(Stored dataset items)
# # # # #
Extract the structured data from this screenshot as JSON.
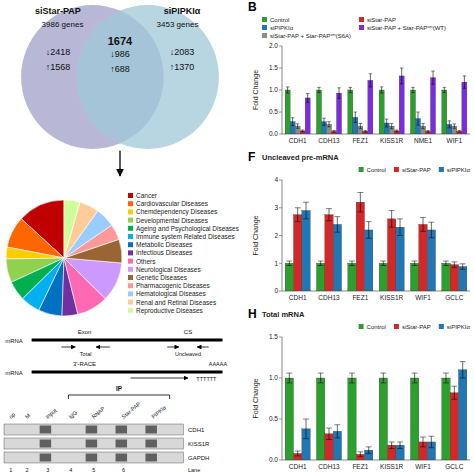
{
  "chart_data": [
    {
      "type": "bar",
      "title": "B",
      "y_label": "Fold Change",
      "categories": [
        "CDH1",
        "CDH13",
        "FEZ1",
        "KISS1R",
        "NME1",
        "WIF1"
      ],
      "series": [
        {
          "name": "Control",
          "color": "#2ca02c",
          "values": [
            1.0,
            1.0,
            1.0,
            1.0,
            1.0,
            1.0
          ],
          "errors": [
            0.07,
            0.06,
            0.06,
            0.07,
            0.06,
            0.06
          ]
        },
        {
          "name": "siPIPKIα",
          "color": "#1f77b4",
          "values": [
            0.28,
            0.28,
            0.38,
            0.25,
            0.35,
            0.22
          ],
          "errors": [
            0.09,
            0.08,
            0.12,
            0.09,
            0.15,
            0.08
          ]
        },
        {
          "name": "siStar-PAP + Star-PAPˢᵐ(S6A)",
          "color": "#8c8c8c",
          "values": [
            0.18,
            0.22,
            0.18,
            0.18,
            0.18,
            0.18
          ],
          "errors": [
            0.05,
            0.06,
            0.06,
            0.06,
            0.06,
            0.05
          ]
        },
        {
          "name": "siStar-PAP",
          "color": "#d62728",
          "values": [
            0.07,
            0.06,
            0.06,
            0.07,
            0.06,
            0.06
          ],
          "errors": [
            0.02,
            0.02,
            0.02,
            0.02,
            0.02,
            0.02
          ]
        },
        {
          "name": "siStar-PAP + Star-PAPˢᵐ(WT)",
          "color": "#7b2be2",
          "values": [
            0.82,
            0.93,
            1.22,
            1.32,
            1.28,
            1.18
          ],
          "errors": [
            0.1,
            0.12,
            0.15,
            0.18,
            0.15,
            0.14
          ]
        }
      ],
      "ylim": [
        0,
        2.0
      ],
      "yticks": [
        {
          "value": 0,
          "label": "0.0"
        },
        0.5,
        {
          "value": 1.0,
          "label": "1.0"
        },
        1.5,
        {
          "value": 2.0,
          "label": "2.0"
        }
      ],
      "grid": false,
      "legend": "upper left"
    },
    {
      "type": "bar",
      "title": "F",
      "subtitle": "Uncleaved pre-mRNA",
      "y_label": "Fold Change",
      "categories": [
        "CDH1",
        "CDH13",
        "FEZ1",
        "KISS1R",
        "WIF1",
        "GCLC"
      ],
      "series": [
        {
          "name": "Control",
          "color": "#2ca02c",
          "values": [
            1.0,
            1.0,
            1.0,
            1.0,
            1.0,
            1.0
          ],
          "errors": [
            0.08,
            0.08,
            0.08,
            0.08,
            0.08,
            0.08
          ]
        },
        {
          "name": "siStar-PAP",
          "color": "#d62728",
          "values": [
            2.75,
            2.75,
            3.2,
            2.6,
            2.4,
            0.95
          ],
          "errors": [
            0.25,
            0.22,
            0.35,
            0.3,
            0.25,
            0.1
          ]
        },
        {
          "name": "siPIPKIα",
          "color": "#1f77b4",
          "values": [
            2.9,
            2.4,
            2.2,
            2.3,
            2.2,
            0.88
          ],
          "errors": [
            0.3,
            0.28,
            0.3,
            0.3,
            0.28,
            0.1
          ]
        }
      ],
      "ylim": [
        0,
        4.0
      ],
      "yticks": [
        0,
        1,
        2,
        3,
        4
      ],
      "grid": false,
      "legend": "upper right"
    },
    {
      "type": "bar",
      "title": "H",
      "subtitle": "Total mRNA",
      "y_label": "Fold Change",
      "categories": [
        "CDH1",
        "CDH13",
        "FEZ1",
        "KISS1R",
        "WIF1",
        "GCLC"
      ],
      "series": [
        {
          "name": "Control",
          "color": "#2ca02c",
          "values": [
            1.0,
            1.0,
            1.0,
            1.0,
            1.0,
            1.0
          ],
          "errors": [
            0.06,
            0.06,
            0.06,
            0.06,
            0.06,
            0.06
          ]
        },
        {
          "name": "siStar-PAP",
          "color": "#d62728",
          "values": [
            0.08,
            0.32,
            0.07,
            0.18,
            0.22,
            0.82
          ],
          "errors": [
            0.03,
            0.07,
            0.03,
            0.04,
            0.06,
            0.08
          ]
        },
        {
          "name": "siPIPKIα",
          "color": "#1f77b4",
          "values": [
            0.38,
            0.35,
            0.12,
            0.18,
            0.22,
            1.1
          ],
          "errors": [
            0.12,
            0.08,
            0.04,
            0.04,
            0.07,
            0.1
          ]
        }
      ],
      "ylim": [
        0,
        1.5
      ],
      "yticks": [
        {
          "value": 0,
          "label": "0.0"
        },
        0.5,
        {
          "value": 1.0,
          "label": "1.0"
        },
        1.5
      ],
      "grid": false,
      "legend": "upper right"
    },
    {
      "type": "venn",
      "series": [
        {
          "name": "siStar-PAP",
          "color": "#a0a0c8"
        },
        {
          "name": "siPIPKIα",
          "color": "#a0c8d8"
        }
      ],
      "annotations": [
        "3986 genes",
        "3453 genes",
        "↓2418",
        "↑1568",
        "1674",
        "↓986",
        "↑688",
        "↓2083",
        "↑1370"
      ]
    },
    {
      "type": "pie",
      "categories": [
        "Cancer",
        "Cardiovascular Diseases",
        "Chemdependency Diseases",
        "Developmental Diseases",
        "Ageing and Psychological Diseases",
        "Immune system Related Diseases",
        "Metabolic Diseases",
        "Infectious Diseases",
        "Others",
        "Neurological Diseases",
        "Genetic Diseases",
        "Pharmacogenic Diseases",
        "Hematological Diseases",
        "Renal and Retinal Diseases",
        "Reproductive Diseases"
      ],
      "values": [
        12,
        8,
        3,
        6,
        5,
        5,
        6,
        4,
        8,
        10,
        6,
        4,
        5,
        5,
        4
      ],
      "colors": [
        "#c00000",
        "#ff6600",
        "#ffcc00",
        "#92d050",
        "#00b050",
        "#00b0f0",
        "#0070c0",
        "#7030a0",
        "#ff69b4",
        "#cc99ff",
        "#996633",
        "#ff9999",
        "#99ccff",
        "#ffcc99",
        "#ccff99"
      ],
      "legend": "right"
    },
    {
      "type": "diagram",
      "annotations": [
        "mRNA",
        "Exon",
        "CS",
        "Total",
        "Uncleaved",
        "mRNA",
        "3'-RACE",
        "AAAAA",
        "TTTTTT",
        "IP",
        "op",
        "M",
        "Input",
        "IgG",
        "RNAP",
        "Star-PAP",
        "PIPKlα",
        "CDH1",
        "KISS1R",
        "GAPDH",
        "Lane",
        "1",
        "2",
        "3",
        "4",
        "5",
        "6"
      ]
    }
  ]
}
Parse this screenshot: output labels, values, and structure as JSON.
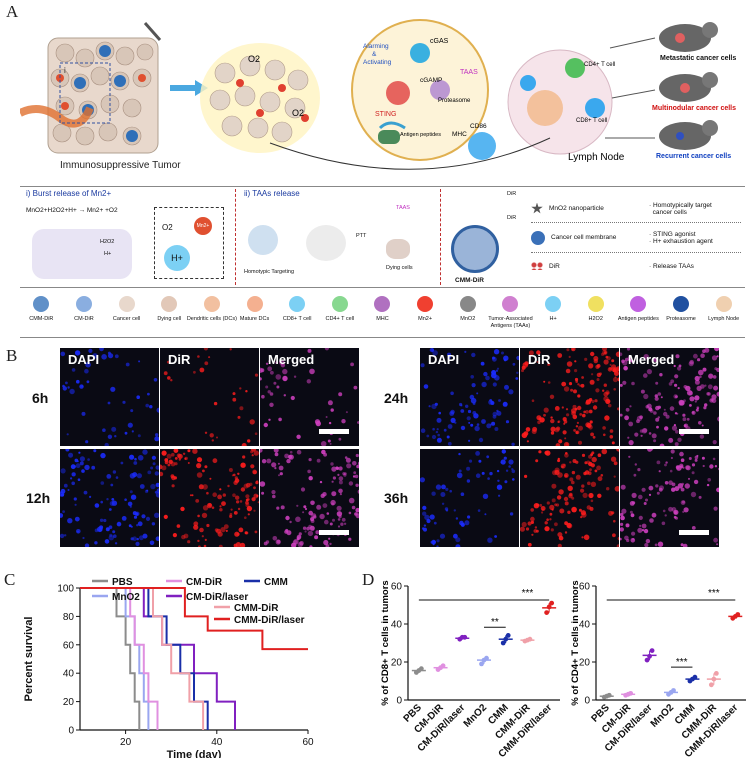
# # # # #
**About this task**: Repeat, word for word, each of the records, omitting any image they hold.

**Task solution**:
Extract the structured data from this screenshot as JSON.
{
  "chart_data": [
    {
      "type": "bar",
      "title": "B",
      "y_label": "Fold Change",
      "categories": [
        "CDH1",
        "CDH13",
        "FEZ1",
        "KISS1R",
        "NME1",
        "WIF1"
      ],
      "series": [
        {
          "name": "Control",
          "color": "#2ca02c",
          "values": [
            1.0,
            1.0,
            1.0,
            1.0,
            1.0,
            1.0
          ],
          "errors": [
            0.07,
            0.06,
            0.06,
            0.07,
            0.06,
            0.06
          ]
        },
        {
          "name": "siPIPKIα",
          "color": "#1f77b4",
          "values": [
            0.28,
            0.28,
            0.38,
            0.25,
            0.35,
            0.22
          ],
          "errors": [
            0.09,
            0.08,
            0.12,
            0.09,
            0.15,
            0.08
          ]
        },
        {
          "name": "siStar-PAP + Star-PAPˢᵐ(S6A)",
          "color": "#8c8c8c",
          "values": [
            0.18,
            0.22,
            0.18,
            0.18,
            0.18,
            0.18
          ],
          "errors": [
            0.05,
            0.06,
            0.06,
            0.06,
            0.06,
            0.05
          ]
        },
        {
          "name": "siStar-PAP",
          "color": "#d62728",
          "values": [
            0.07,
            0.06,
            0.06,
            0.07,
            0.06,
            0.06
          ],
          "errors": [
            0.02,
            0.02,
            0.02,
            0.02,
            0.02,
            0.02
          ]
        },
        {
          "name": "siStar-PAP + Star-PAPˢᵐ(WT)",
          "color": "#7b2be2",
          "values": [
            0.82,
            0.93,
            1.22,
            1.32,
            1.28,
            1.18
          ],
          "errors": [
            0.1,
            0.12,
            0.15,
            0.18,
            0.15,
            0.14
          ]
        }
      ],
      "ylim": [
        0,
        2.0
      ],
      "yticks": [
        {
          "value": 0,
          "label": "0.0"
        },
        0.5,
        {
          "value": 1.0,
          "label": "1.0"
        },
        1.5,
        {
          "value": 2.0,
          "label": "2.0"
        }
      ],
      "grid": false,
      "legend": "upper left"
    },
    {
      "type": "bar",
      "title": "F",
      "subtitle": "Uncleaved pre-mRNA",
      "y_label": "Fold Change",
      "categories": [
        "CDH1",
        "CDH13",
        "FEZ1",
        "KISS1R",
        "WIF1",
        "GCLC"
      ],
      "series": [
        {
          "name": "Control",
          "color": "#2ca02c",
          "values": [
            1.0,
            1.0,
            1.0,
            1.0,
            1.0,
            1.0
          ],
          "errors": [
            0.08,
            0.08,
            0.08,
            0.08,
            0.08,
            0.08
          ]
        },
        {
          "name": "siStar-PAP",
          "color": "#d62728",
          "values": [
            2.75,
            2.75,
            3.2,
            2.6,
            2.4,
            0.95
          ],
          "errors": [
            0.25,
            0.22,
            0.35,
            0.3,
            0.25,
            0.1
          ]
        },
        {
          "name": "siPIPKIα",
          "color": "#1f77b4",
          "values": [
            2.9,
            2.4,
            2.2,
            2.3,
            2.2,
            0.88
          ],
          "errors": [
            0.3,
            0.28,
            0.3,
            0.3,
            0.28,
            0.1
          ]
        }
      ],
      "ylim": [
        0,
        4.0
      ],
      "yticks": [
        0,
        1,
        2,
        3,
        4
      ],
      "grid": false,
      "legend": "upper right"
    },
    {
      "type": "bar",
      "title": "H",
      "subtitle": "Total mRNA",
      "y_label": "Fold Change",
      "categories": [
        "CDH1",
        "CDH13",
        "FEZ1",
        "KISS1R",
        "WIF1",
        "GCLC"
      ],
      "series": [
        {
          "name": "Control",
          "color": "#2ca02c",
          "values": [
            1.0,
            1.0,
            1.0,
            1.0,
            1.0,
            1.0
          ],
          "errors": [
            0.06,
            0.06,
            0.06,
            0.06,
            0.06,
            0.06
          ]
        },
        {
          "name": "siStar-PAP",
          "color": "#d62728",
          "values": [
            0.08,
            0.32,
            0.07,
            0.18,
            0.22,
            0.82
          ],
          "errors": [
            0.03,
            0.07,
            0.03,
            0.04,
            0.06,
            0.08
          ]
        },
        {
          "name": "siPIPKIα",
          "color": "#1f77b4",
          "values": [
            0.38,
            0.35,
            0.12,
            0.18,
            0.22,
            1.1
          ],
          "errors": [
            0.12,
            0.08,
            0.04,
            0.04,
            0.07,
            0.1
          ]
        }
      ],
      "ylim": [
        0,
        1.5
      ],
      "yticks": [
        {
          "value": 0,
          "label": "0.0"
        },
        0.5,
        {
          "value": 1.0,
          "label": "1.0"
        },
        1.5
      ],
      "grid": false,
      "legend": "upper right"
    },
    {
      "type": "venn",
      "series": [
        {
          "name": "siStar-PAP",
          "color": "#a0a0c8"
        },
        {
          "name": "siPIPKIα",
          "color": "#a0c8d8"
        }
      ],
      "annotations": [
        "3986 genes",
        "3453 genes",
        "↓2418",
        "↑1568",
        "1674",
        "↓986",
        "↑688",
        "↓2083",
        "↑1370"
      ]
    },
    {
      "type": "pie",
      "categories": [
        "Cancer",
        "Cardiovascular Diseases",
        "Chemdependency Diseases",
        "Developmental Diseases",
        "Ageing and Psychological Diseases",
        "Immune system Related Diseases",
        "Metabolic Diseases",
        "Infectious Diseases",
        "Others",
        "Neurological Diseases",
        "Genetic Diseases",
        "Pharmacogenic Diseases",
        "Hematological Diseases",
        "Renal and Retinal Diseases",
        "Reproductive Diseases"
      ],
      "values": [
        12,
        8,
        3,
        6,
        5,
        5,
        6,
        4,
        8,
        10,
        6,
        4,
        5,
        5,
        4
      ],
      "colors": [
        "#c00000",
        "#ff6600",
        "#ffcc00",
        "#92d050",
        "#00b050",
        "#00b0f0",
        "#0070c0",
        "#7030a0",
        "#ff69b4",
        "#cc99ff",
        "#996633",
        "#ff9999",
        "#99ccff",
        "#ffcc99",
        "#ccff99"
      ],
      "legend": "right"
    },
    {
      "type": "diagram",
      "annotations": [
        "mRNA",
        "Exon",
        "CS",
        "Total",
        "Uncleaved",
        "mRNA",
        "3'-RACE",
        "AAAAA",
        "TTTTTT",
        "IP",
        "op",
        "M",
        "Input",
        "IgG",
        "RNAP",
        "Star-PAP",
        "PIPKlα",
        "CDH1",
        "KISS1R",
        "GAPDH",
        "Lane",
        "1",
        "2",
        "3",
        "4",
        "5",
        "6"
      ]
    }
  ]
}
Parse this screenshot: output labels, values, and structure as JSON.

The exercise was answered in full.